Listing:

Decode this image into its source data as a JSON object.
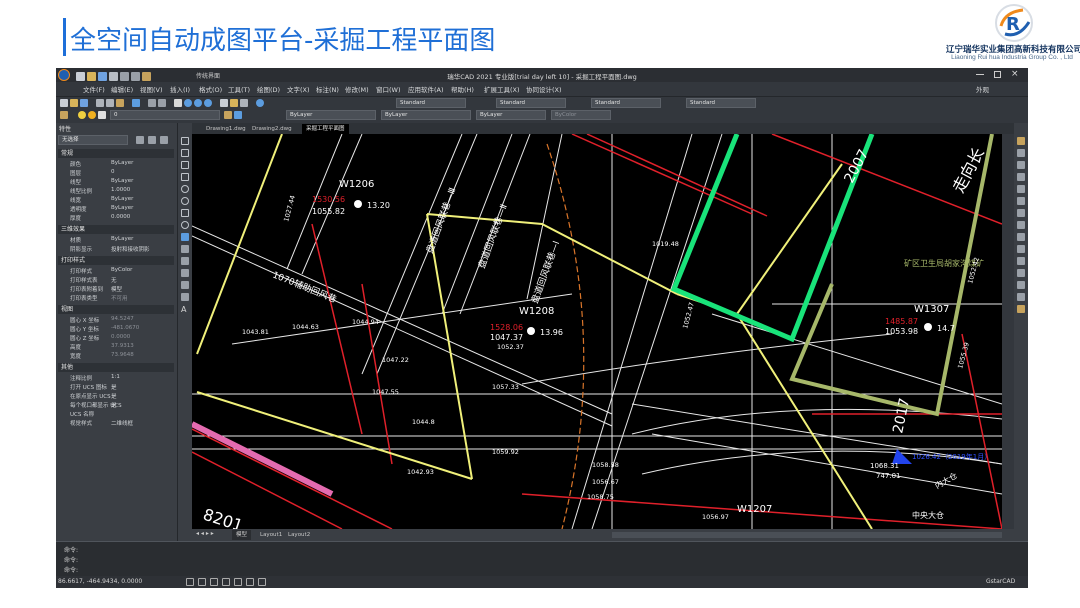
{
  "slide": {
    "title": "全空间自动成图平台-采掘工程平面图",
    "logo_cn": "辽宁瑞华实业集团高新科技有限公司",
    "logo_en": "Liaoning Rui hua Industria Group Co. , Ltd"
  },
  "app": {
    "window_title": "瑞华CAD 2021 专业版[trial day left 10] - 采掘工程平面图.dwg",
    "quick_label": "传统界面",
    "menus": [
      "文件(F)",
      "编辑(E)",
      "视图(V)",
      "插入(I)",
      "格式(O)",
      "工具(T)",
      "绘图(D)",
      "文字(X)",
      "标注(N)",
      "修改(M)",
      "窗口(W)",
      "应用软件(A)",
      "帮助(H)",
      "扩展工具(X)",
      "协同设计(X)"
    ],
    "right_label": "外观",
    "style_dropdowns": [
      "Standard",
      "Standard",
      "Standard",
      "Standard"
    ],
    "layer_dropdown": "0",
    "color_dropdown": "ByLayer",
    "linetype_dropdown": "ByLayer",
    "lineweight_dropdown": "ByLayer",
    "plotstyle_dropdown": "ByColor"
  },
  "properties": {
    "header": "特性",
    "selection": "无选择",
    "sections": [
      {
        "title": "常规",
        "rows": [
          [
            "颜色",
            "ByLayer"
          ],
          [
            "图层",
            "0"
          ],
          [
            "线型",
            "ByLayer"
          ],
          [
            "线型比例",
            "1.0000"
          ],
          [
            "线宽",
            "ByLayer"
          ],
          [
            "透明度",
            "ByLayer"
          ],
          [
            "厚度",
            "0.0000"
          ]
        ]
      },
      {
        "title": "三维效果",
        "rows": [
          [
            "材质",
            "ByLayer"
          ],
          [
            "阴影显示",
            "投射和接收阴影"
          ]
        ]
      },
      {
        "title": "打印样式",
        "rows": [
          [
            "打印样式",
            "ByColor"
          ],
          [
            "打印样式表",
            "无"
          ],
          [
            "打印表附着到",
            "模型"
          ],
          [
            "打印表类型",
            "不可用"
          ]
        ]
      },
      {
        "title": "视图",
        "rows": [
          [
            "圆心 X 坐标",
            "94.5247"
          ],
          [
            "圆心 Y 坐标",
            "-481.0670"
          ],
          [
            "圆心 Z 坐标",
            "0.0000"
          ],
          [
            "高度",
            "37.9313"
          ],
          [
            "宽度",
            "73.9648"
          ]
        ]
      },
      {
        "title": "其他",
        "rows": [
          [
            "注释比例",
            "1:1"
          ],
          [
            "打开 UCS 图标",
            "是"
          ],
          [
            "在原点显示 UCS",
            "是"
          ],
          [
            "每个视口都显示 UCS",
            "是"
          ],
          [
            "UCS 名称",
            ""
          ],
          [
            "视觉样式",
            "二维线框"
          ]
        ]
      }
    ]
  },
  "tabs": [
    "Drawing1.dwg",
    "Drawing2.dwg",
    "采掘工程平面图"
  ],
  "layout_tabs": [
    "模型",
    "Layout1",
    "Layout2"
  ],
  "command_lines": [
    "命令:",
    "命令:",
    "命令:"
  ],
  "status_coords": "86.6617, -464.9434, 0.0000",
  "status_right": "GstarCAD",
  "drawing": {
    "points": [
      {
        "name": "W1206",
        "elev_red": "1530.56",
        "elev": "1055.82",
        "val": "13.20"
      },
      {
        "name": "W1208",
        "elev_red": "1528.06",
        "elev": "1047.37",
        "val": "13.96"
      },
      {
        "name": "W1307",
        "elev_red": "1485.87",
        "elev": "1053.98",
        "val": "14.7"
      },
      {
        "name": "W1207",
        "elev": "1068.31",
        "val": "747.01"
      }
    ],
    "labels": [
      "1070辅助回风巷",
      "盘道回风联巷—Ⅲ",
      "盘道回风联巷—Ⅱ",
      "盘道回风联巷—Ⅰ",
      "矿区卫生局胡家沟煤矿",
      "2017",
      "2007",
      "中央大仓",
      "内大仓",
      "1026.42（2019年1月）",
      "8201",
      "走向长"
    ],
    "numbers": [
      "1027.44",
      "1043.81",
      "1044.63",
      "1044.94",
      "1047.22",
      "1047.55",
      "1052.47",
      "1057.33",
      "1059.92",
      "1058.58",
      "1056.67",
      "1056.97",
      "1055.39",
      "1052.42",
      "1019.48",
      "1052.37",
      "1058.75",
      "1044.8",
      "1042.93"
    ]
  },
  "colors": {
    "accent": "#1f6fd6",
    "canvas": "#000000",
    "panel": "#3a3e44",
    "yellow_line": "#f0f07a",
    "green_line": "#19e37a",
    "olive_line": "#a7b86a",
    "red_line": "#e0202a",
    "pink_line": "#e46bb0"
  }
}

What to work on: Pictures stay out of the copy; please restate every record above exactly.

Exercise answer:
Decode this image into its source data as a JSON object.
{
  "slide": {
    "title": "全空间自动成图平台-采掘工程平面图",
    "logo_cn": "辽宁瑞华实业集团高新科技有限公司",
    "logo_en": "Liaoning Rui hua Industria Group Co. , Ltd"
  },
  "app": {
    "window_title": "瑞华CAD 2021 专业版[trial day left 10] - 采掘工程平面图.dwg",
    "quick_label": "传统界面",
    "menus": [
      "文件(F)",
      "编辑(E)",
      "视图(V)",
      "插入(I)",
      "格式(O)",
      "工具(T)",
      "绘图(D)",
      "文字(X)",
      "标注(N)",
      "修改(M)",
      "窗口(W)",
      "应用软件(A)",
      "帮助(H)",
      "扩展工具(X)",
      "协同设计(X)"
    ],
    "right_label": "外观",
    "style_dropdowns": [
      "Standard",
      "Standard",
      "Standard",
      "Standard"
    ],
    "layer_dropdown": "0",
    "color_dropdown": "ByLayer",
    "linetype_dropdown": "ByLayer",
    "lineweight_dropdown": "ByLayer",
    "plotstyle_dropdown": "ByColor"
  },
  "properties": {
    "header": "特性",
    "selection": "无选择",
    "sections": [
      {
        "title": "常规",
        "rows": [
          [
            "颜色",
            "ByLayer"
          ],
          [
            "图层",
            "0"
          ],
          [
            "线型",
            "ByLayer"
          ],
          [
            "线型比例",
            "1.0000"
          ],
          [
            "线宽",
            "ByLayer"
          ],
          [
            "透明度",
            "ByLayer"
          ],
          [
            "厚度",
            "0.0000"
          ]
        ]
      },
      {
        "title": "三维效果",
        "rows": [
          [
            "材质",
            "ByLayer"
          ],
          [
            "阴影显示",
            "投射和接收阴影"
          ]
        ]
      },
      {
        "title": "打印样式",
        "rows": [
          [
            "打印样式",
            "ByColor"
          ],
          [
            "打印样式表",
            "无"
          ],
          [
            "打印表附着到",
            "模型"
          ],
          [
            "打印表类型",
            "不可用"
          ]
        ]
      },
      {
        "title": "视图",
        "rows": [
          [
            "圆心 X 坐标",
            "94.5247"
          ],
          [
            "圆心 Y 坐标",
            "-481.0670"
          ],
          [
            "圆心 Z 坐标",
            "0.0000"
          ],
          [
            "高度",
            "37.9313"
          ],
          [
            "宽度",
            "73.9648"
          ]
        ]
      },
      {
        "title": "其他",
        "rows": [
          [
            "注释比例",
            "1:1"
          ],
          [
            "打开 UCS 图标",
            "是"
          ],
          [
            "在原点显示 UCS",
            "是"
          ],
          [
            "每个视口都显示 UCS",
            "是"
          ],
          [
            "UCS 名称",
            ""
          ],
          [
            "视觉样式",
            "二维线框"
          ]
        ]
      }
    ]
  },
  "tabs": [
    "Drawing1.dwg",
    "Drawing2.dwg",
    "采掘工程平面图"
  ],
  "layout_tabs": [
    "模型",
    "Layout1",
    "Layout2"
  ],
  "command_lines": [
    "命令:",
    "命令:",
    "命令:"
  ],
  "status_coords": "86.6617, -464.9434, 0.0000",
  "status_right": "GstarCAD",
  "drawing": {
    "points": [
      {
        "name": "W1206",
        "elev_red": "1530.56",
        "elev": "1055.82",
        "val": "13.20"
      },
      {
        "name": "W1208",
        "elev_red": "1528.06",
        "elev": "1047.37",
        "val": "13.96"
      },
      {
        "name": "W1307",
        "elev_red": "1485.87",
        "elev": "1053.98",
        "val": "14.7"
      },
      {
        "name": "W1207",
        "elev": "1068.31",
        "val": "747.01"
      }
    ],
    "labels": [
      "1070辅助回风巷",
      "盘道回风联巷—Ⅲ",
      "盘道回风联巷—Ⅱ",
      "盘道回风联巷—Ⅰ",
      "矿区卫生局胡家沟煤矿",
      "2017",
      "2007",
      "中央大仓",
      "内大仓",
      "1026.42（2019年1月）",
      "8201",
      "走向长"
    ],
    "numbers": [
      "1027.44",
      "1043.81",
      "1044.63",
      "1044.94",
      "1047.22",
      "1047.55",
      "1052.47",
      "1057.33",
      "1059.92",
      "1058.58",
      "1056.67",
      "1056.97",
      "1055.39",
      "1052.42",
      "1019.48",
      "1052.37",
      "1058.75",
      "1044.8",
      "1042.93"
    ]
  },
  "colors": {
    "accent": "#1f6fd6",
    "canvas": "#000000",
    "panel": "#3a3e44",
    "yellow_line": "#f0f07a",
    "green_line": "#19e37a",
    "olive_line": "#a7b86a",
    "red_line": "#e0202a",
    "pink_line": "#e46bb0"
  }
}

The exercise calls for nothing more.